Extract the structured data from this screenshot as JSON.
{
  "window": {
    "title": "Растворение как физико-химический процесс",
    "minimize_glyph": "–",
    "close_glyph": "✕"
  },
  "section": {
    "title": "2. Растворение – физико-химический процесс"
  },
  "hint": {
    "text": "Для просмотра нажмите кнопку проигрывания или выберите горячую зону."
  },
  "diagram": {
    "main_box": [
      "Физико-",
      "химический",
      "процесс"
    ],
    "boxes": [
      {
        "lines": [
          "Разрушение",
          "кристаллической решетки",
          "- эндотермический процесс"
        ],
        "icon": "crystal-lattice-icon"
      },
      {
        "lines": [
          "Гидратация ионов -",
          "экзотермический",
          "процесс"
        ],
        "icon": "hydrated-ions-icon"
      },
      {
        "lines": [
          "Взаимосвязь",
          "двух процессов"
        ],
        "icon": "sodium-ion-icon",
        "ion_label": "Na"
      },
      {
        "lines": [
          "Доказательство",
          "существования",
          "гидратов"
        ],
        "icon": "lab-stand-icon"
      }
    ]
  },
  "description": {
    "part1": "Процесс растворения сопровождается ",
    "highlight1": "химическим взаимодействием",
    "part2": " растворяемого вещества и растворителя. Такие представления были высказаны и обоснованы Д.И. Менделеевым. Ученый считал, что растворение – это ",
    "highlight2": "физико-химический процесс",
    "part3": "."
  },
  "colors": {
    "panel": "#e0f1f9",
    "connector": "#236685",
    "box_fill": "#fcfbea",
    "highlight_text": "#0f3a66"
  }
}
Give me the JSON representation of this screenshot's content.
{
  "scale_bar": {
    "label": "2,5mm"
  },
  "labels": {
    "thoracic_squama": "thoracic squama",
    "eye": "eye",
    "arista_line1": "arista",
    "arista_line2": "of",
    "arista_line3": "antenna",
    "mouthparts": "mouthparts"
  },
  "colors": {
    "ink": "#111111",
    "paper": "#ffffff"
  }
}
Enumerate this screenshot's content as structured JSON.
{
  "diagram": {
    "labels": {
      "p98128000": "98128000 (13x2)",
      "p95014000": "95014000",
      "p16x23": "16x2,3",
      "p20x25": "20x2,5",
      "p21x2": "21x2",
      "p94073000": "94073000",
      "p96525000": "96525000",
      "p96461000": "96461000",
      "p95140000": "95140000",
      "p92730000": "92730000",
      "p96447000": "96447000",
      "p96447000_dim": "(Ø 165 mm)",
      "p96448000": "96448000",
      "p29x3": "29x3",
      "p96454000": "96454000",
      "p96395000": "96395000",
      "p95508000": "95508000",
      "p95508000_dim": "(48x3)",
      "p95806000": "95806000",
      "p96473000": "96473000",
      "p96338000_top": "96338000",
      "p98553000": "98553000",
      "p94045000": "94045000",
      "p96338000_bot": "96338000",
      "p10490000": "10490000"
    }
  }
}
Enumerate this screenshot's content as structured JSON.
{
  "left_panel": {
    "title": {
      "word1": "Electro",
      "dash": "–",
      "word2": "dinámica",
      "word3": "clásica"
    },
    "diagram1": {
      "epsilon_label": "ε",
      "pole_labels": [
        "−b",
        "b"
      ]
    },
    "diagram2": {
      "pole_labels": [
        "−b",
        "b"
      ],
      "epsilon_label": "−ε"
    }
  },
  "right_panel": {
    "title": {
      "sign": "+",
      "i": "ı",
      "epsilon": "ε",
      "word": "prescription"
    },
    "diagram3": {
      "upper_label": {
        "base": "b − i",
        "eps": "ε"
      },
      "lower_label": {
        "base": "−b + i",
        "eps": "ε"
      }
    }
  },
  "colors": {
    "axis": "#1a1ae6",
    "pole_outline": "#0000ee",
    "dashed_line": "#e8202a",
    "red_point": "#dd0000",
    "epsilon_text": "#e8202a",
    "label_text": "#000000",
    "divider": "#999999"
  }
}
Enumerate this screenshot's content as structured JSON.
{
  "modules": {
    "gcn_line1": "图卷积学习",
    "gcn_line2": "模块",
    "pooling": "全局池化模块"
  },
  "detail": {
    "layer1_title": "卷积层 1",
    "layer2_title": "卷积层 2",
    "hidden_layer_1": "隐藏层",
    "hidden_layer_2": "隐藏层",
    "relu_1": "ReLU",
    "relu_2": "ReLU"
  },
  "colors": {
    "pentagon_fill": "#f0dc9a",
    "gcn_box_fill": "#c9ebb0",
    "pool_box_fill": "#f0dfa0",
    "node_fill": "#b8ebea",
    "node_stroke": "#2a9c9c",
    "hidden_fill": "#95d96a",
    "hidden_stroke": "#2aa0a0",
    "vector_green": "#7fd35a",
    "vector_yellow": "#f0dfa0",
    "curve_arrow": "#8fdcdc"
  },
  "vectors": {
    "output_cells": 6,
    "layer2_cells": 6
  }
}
-- -- --
Reproduce the entries above exactly.

RESULT OF THIS TASK:
Extract the structured data from this screenshot as JSON.
{
  "window": {
    "title": "Растворение как физико-химический процесс",
    "minimize_glyph": "–",
    "close_glyph": "✕"
  },
  "section": {
    "title": "2. Растворение – физико-химический процесс"
  },
  "hint": {
    "text": "Для просмотра нажмите кнопку проигрывания или выберите горячую зону."
  },
  "diagram": {
    "main_box": [
      "Физико-",
      "химический",
      "процесс"
    ],
    "boxes": [
      {
        "lines": [
          "Разрушение",
          "кристаллической решетки",
          "- эндотермический процесс"
        ],
        "icon": "crystal-lattice-icon"
      },
      {
        "lines": [
          "Гидратация ионов -",
          "экзотермический",
          "процесс"
        ],
        "icon": "hydrated-ions-icon"
      },
      {
        "lines": [
          "Взаимосвязь",
          "двух процессов"
        ],
        "icon": "sodium-ion-icon",
        "ion_label": "Na"
      },
      {
        "lines": [
          "Доказательство",
          "существования",
          "гидратов"
        ],
        "icon": "lab-stand-icon"
      }
    ]
  },
  "description": {
    "part1": "Процесс растворения сопровождается ",
    "highlight1": "химическим взаимодействием",
    "part2": " растворяемого вещества и растворителя. Такие представления были высказаны и обоснованы Д.И. Менделеевым. Ученый считал, что растворение – это ",
    "highlight2": "физико-химический процесс",
    "part3": "."
  },
  "colors": {
    "panel": "#e0f1f9",
    "connector": "#236685",
    "box_fill": "#fcfbea",
    "highlight_text": "#0f3a66"
  }
}
Give me the JSON representation of this screenshot's content.
{
  "scale_bar": {
    "label": "2,5mm"
  },
  "labels": {
    "thoracic_squama": "thoracic squama",
    "eye": "eye",
    "arista_line1": "arista",
    "arista_line2": "of",
    "arista_line3": "antenna",
    "mouthparts": "mouthparts"
  },
  "colors": {
    "ink": "#111111",
    "paper": "#ffffff"
  }
}
Enumerate this screenshot's content as structured JSON.
{
  "diagram": {
    "labels": {
      "p98128000": "98128000 (13x2)",
      "p95014000": "95014000",
      "p16x23": "16x2,3",
      "p20x25": "20x2,5",
      "p21x2": "21x2",
      "p94073000": "94073000",
      "p96525000": "96525000",
      "p96461000": "96461000",
      "p95140000": "95140000",
      "p92730000": "92730000",
      "p96447000": "96447000",
      "p96447000_dim": "(Ø 165 mm)",
      "p96448000": "96448000",
      "p29x3": "29x3",
      "p96454000": "96454000",
      "p96395000": "96395000",
      "p95508000": "95508000",
      "p95508000_dim": "(48x3)",
      "p95806000": "95806000",
      "p96473000": "96473000",
      "p96338000_top": "96338000",
      "p98553000": "98553000",
      "p94045000": "94045000",
      "p96338000_bot": "96338000",
      "p10490000": "10490000"
    }
  }
}
Enumerate this screenshot's content as structured JSON.
{
  "left_panel": {
    "title": {
      "word1": "Electro",
      "dash": "–",
      "word2": "dinámica",
      "word3": "clásica"
    },
    "diagram1": {
      "epsilon_label": "ε",
      "pole_labels": [
        "−b",
        "b"
      ]
    },
    "diagram2": {
      "pole_labels": [
        "−b",
        "b"
      ],
      "epsilon_label": "−ε"
    }
  },
  "right_panel": {
    "title": {
      "sign": "+",
      "i": "ı",
      "epsilon": "ε",
      "word": "prescription"
    },
    "diagram3": {
      "upper_label": {
        "base": "b − i",
        "eps": "ε"
      },
      "lower_label": {
        "base": "−b + i",
        "eps": "ε"
      }
    }
  },
  "colors": {
    "axis": "#1a1ae6",
    "pole_outline": "#0000ee",
    "dashed_line": "#e8202a",
    "red_point": "#dd0000",
    "epsilon_text": "#e8202a",
    "label_text": "#000000",
    "divider": "#999999"
  }
}
Enumerate this screenshot's content as structured JSON.
{
  "modules": {
    "gcn_line1": "图卷积学习",
    "gcn_line2": "模块",
    "pooling": "全局池化模块"
  },
  "detail": {
    "layer1_title": "卷积层 1",
    "layer2_title": "卷积层 2",
    "hidden_layer_1": "隐藏层",
    "hidden_layer_2": "隐藏层",
    "relu_1": "ReLU",
    "relu_2": "ReLU"
  },
  "colors": {
    "pentagon_fill": "#f0dc9a",
    "gcn_box_fill": "#c9ebb0",
    "pool_box_fill": "#f0dfa0",
    "node_fill": "#b8ebea",
    "node_stroke": "#2a9c9c",
    "hidden_fill": "#95d96a",
    "hidden_stroke": "#2aa0a0",
    "vector_green": "#7fd35a",
    "vector_yellow": "#f0dfa0",
    "curve_arrow": "#8fdcdc"
  },
  "vectors": {
    "output_cells": 6,
    "layer2_cells": 6
  }
}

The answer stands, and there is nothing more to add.